## Begin
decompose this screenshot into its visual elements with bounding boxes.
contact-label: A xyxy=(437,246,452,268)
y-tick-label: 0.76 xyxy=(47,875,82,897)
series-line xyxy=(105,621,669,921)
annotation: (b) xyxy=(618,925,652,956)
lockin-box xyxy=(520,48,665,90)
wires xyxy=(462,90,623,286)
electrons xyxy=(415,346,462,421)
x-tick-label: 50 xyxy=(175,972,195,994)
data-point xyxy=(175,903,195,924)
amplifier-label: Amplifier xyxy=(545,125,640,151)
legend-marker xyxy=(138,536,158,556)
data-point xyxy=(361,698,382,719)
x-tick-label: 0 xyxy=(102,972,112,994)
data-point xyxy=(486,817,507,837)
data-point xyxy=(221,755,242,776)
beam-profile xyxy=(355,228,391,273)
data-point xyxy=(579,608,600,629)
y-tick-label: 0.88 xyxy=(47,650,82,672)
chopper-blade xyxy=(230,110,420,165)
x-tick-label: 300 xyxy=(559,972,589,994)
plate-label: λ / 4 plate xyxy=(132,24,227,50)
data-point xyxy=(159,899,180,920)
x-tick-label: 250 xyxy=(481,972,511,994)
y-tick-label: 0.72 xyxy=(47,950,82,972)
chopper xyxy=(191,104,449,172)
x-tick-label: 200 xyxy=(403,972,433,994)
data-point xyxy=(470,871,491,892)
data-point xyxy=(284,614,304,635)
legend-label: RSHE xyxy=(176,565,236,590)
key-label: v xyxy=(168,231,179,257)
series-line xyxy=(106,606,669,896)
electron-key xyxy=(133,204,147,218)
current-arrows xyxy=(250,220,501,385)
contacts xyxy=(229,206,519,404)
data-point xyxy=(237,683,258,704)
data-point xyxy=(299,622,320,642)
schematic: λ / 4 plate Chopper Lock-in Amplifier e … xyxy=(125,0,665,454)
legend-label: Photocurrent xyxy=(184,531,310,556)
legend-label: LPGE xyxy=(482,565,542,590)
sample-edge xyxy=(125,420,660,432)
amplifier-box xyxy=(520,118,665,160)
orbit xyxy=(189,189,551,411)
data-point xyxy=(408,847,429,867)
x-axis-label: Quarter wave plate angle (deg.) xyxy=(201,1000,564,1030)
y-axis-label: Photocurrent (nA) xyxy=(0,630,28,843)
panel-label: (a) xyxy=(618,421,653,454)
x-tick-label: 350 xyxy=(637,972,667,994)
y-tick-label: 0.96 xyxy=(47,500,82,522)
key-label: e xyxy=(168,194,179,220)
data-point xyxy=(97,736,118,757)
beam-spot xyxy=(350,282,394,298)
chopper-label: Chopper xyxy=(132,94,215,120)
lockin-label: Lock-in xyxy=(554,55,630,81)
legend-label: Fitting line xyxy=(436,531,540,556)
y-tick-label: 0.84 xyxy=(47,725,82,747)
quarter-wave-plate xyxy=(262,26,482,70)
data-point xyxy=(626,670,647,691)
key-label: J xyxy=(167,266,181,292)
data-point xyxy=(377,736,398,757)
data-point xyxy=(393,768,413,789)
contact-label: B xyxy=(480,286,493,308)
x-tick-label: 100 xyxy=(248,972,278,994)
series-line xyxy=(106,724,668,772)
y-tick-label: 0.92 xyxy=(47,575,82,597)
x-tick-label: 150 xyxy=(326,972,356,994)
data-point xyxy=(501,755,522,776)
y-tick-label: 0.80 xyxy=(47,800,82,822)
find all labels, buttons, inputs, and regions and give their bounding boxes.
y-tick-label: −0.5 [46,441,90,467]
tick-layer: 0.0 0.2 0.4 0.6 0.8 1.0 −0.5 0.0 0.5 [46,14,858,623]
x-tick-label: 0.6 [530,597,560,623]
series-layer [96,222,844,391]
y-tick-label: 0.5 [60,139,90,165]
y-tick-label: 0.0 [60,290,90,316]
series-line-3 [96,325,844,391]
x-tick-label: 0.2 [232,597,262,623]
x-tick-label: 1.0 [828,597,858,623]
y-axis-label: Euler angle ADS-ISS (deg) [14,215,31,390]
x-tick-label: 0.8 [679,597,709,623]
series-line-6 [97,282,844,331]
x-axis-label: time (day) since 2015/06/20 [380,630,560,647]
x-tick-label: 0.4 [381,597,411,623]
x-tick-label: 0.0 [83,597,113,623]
## End
INSTRUCTION:
Print the data from its first line through the line containing "data-point xyxy=(408,847,429,867)", including both ends, with every line unchanged.

THE ANSWER:
decompose this screenshot into its visual elements with bounding boxes.
contact-label: A xyxy=(437,246,452,268)
y-tick-label: 0.76 xyxy=(47,875,82,897)
series-line xyxy=(105,621,669,921)
annotation: (b) xyxy=(618,925,652,956)
lockin-box xyxy=(520,48,665,90)
wires xyxy=(462,90,623,286)
electrons xyxy=(415,346,462,421)
x-tick-label: 50 xyxy=(175,972,195,994)
data-point xyxy=(175,903,195,924)
amplifier-label: Amplifier xyxy=(545,125,640,151)
legend-marker xyxy=(138,536,158,556)
data-point xyxy=(361,698,382,719)
x-tick-label: 0 xyxy=(102,972,112,994)
data-point xyxy=(486,817,507,837)
data-point xyxy=(221,755,242,776)
beam-profile xyxy=(355,228,391,273)
data-point xyxy=(579,608,600,629)
y-tick-label: 0.88 xyxy=(47,650,82,672)
chopper-blade xyxy=(230,110,420,165)
x-tick-label: 300 xyxy=(559,972,589,994)
plate-label: λ / 4 plate xyxy=(132,24,227,50)
data-point xyxy=(159,899,180,920)
x-tick-label: 250 xyxy=(481,972,511,994)
y-tick-label: 0.72 xyxy=(47,950,82,972)
chopper xyxy=(191,104,449,172)
x-tick-label: 200 xyxy=(403,972,433,994)
data-point xyxy=(470,871,491,892)
data-point xyxy=(284,614,304,635)
legend-label: RSHE xyxy=(176,565,236,590)
key-label: v xyxy=(168,231,179,257)
series-line xyxy=(106,606,669,896)
electron-key xyxy=(133,204,147,218)
current-arrows xyxy=(250,220,501,385)
contacts xyxy=(229,206,519,404)
data-point xyxy=(237,683,258,704)
data-point xyxy=(299,622,320,642)
schematic: λ / 4 plate Chopper Lock-in Amplifier e … xyxy=(125,0,665,454)
legend-label: Photocurrent xyxy=(184,531,310,556)
legend-label: LPGE xyxy=(482,565,542,590)
sample-edge xyxy=(125,420,660,432)
amplifier-box xyxy=(520,118,665,160)
orbit xyxy=(189,189,551,411)
data-point xyxy=(408,847,429,867)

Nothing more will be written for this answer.